Objective → Go through the listing and copy each line with the string "title".

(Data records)
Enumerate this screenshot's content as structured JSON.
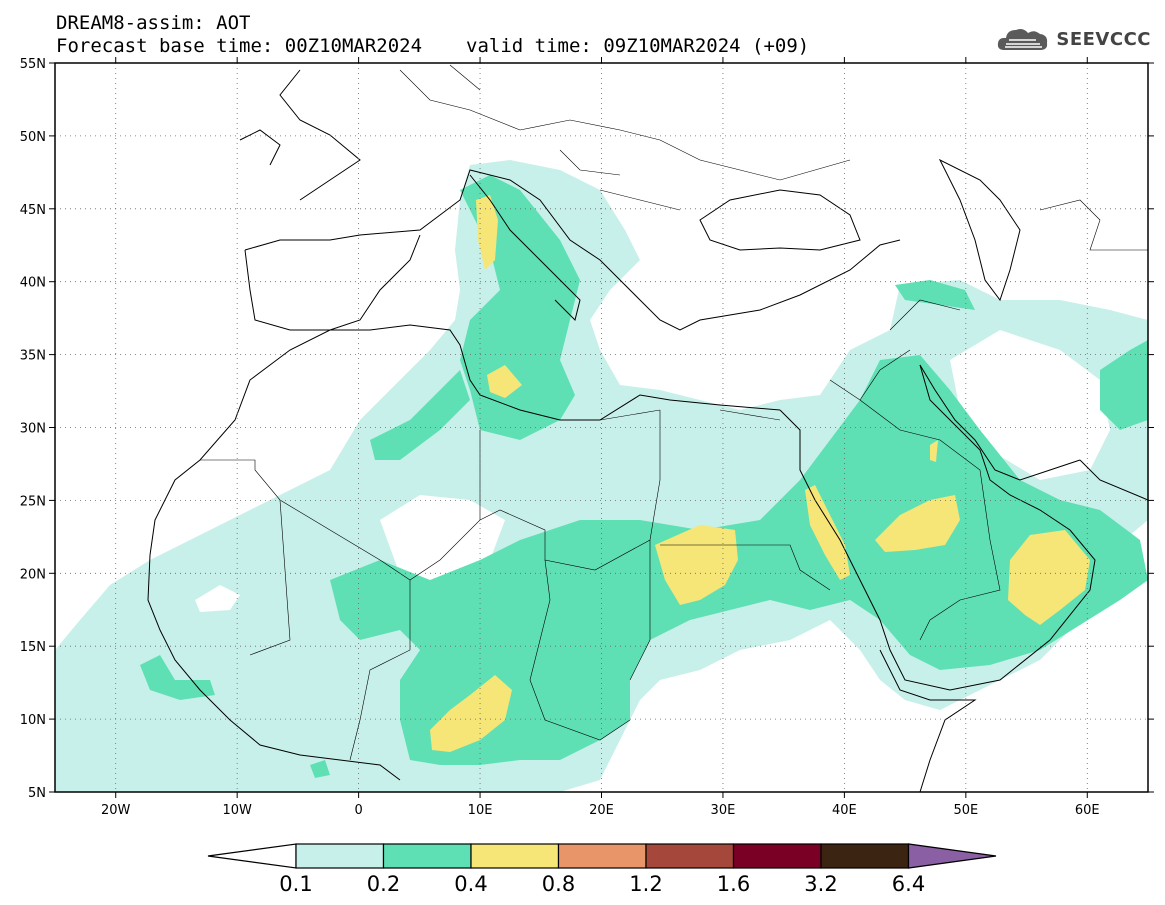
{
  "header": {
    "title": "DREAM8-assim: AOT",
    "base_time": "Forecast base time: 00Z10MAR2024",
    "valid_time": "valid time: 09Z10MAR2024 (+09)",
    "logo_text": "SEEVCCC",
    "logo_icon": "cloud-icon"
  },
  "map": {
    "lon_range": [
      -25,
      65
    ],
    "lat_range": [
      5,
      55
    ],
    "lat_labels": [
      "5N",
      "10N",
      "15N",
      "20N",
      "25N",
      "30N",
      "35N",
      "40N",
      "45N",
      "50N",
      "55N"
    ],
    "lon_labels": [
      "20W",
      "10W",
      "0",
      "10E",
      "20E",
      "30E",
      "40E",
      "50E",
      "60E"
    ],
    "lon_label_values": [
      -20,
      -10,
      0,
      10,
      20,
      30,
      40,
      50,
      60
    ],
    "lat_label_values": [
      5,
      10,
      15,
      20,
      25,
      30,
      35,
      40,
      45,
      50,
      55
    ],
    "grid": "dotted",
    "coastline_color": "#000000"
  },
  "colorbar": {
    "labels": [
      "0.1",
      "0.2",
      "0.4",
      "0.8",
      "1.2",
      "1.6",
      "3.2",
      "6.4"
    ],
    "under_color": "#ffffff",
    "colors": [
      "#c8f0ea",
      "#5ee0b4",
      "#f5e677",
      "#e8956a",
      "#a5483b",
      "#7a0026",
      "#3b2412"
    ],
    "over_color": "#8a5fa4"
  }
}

...

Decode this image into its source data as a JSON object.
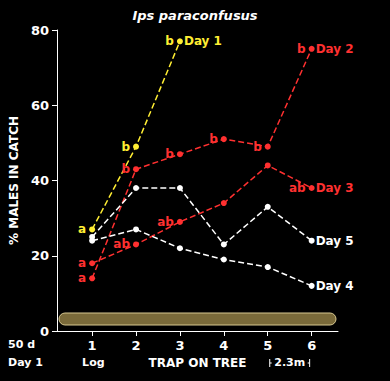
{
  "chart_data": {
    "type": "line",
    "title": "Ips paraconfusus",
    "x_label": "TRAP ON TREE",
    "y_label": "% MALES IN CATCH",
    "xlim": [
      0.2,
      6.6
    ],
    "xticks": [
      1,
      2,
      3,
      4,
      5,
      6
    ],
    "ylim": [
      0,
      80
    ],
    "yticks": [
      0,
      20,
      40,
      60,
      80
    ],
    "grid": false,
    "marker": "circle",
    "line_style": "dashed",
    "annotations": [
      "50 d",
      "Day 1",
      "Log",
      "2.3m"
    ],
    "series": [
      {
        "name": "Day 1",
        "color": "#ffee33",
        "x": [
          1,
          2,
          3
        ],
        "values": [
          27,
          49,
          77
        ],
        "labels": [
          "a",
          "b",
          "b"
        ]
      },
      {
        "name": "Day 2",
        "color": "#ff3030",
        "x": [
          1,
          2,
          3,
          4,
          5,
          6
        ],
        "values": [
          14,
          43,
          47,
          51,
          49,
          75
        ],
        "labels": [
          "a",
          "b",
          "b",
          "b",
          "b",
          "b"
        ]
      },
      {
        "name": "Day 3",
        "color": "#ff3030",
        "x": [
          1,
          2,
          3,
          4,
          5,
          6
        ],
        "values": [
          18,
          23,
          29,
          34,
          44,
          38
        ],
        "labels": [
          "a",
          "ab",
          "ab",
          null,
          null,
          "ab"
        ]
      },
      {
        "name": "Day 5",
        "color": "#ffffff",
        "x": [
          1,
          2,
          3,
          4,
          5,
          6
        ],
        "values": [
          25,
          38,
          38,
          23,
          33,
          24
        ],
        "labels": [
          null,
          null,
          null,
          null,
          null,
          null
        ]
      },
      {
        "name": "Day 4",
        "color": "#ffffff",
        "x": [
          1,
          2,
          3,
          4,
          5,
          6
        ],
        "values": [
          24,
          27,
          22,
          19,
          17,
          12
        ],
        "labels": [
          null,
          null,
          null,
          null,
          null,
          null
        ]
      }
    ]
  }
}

Solution to this exercise →
    "title": "DREAM8-assim: AOT",
    "title": "Ips paraconfusus",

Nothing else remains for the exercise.